PROBLEM TO WORK ON:
Reproduce the listing below in its entirety. Change nothing.

(Records)
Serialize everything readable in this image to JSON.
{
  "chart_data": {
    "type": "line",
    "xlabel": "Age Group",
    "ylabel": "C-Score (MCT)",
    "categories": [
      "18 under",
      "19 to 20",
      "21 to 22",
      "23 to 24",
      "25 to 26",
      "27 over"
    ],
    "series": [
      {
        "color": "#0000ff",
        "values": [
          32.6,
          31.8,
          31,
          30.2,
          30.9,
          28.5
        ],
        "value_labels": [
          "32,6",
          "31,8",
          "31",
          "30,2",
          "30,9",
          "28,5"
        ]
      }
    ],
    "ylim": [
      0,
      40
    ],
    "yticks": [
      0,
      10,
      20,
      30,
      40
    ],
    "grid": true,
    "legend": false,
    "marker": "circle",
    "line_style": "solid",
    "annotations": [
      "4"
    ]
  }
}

EXERCISE OUTPUT:
Serialize everything readable in this image to JSON.
{
  "chart_data": {
    "type": "line",
    "xlabel": "Age Group",
    "ylabel": "C-Score (MCT)",
    "categories": [
      "18 under",
      "19 to 20",
      "21 to 22",
      "23 to 24",
      "25 to 26",
      "27 over"
    ],
    "series": [
      {
        "color": "#0000ff",
        "values": [
          32.6,
          31.8,
          31,
          30.2,
          30.9,
          28.5
        ],
        "value_labels": [
          "32,6",
          "31,8",
          "31",
          "30,2",
          "30,9",
          "28,5"
        ]
      }
    ],
    "ylim": [
      0,
      40
    ],
    "yticks": [
      0,
      10,
      20,
      30,
      40
    ],
    "grid": true,
    "legend": false,
    "marker": "circle",
    "line_style": "solid",
    "annotations": [
      "4"
    ]
  }
}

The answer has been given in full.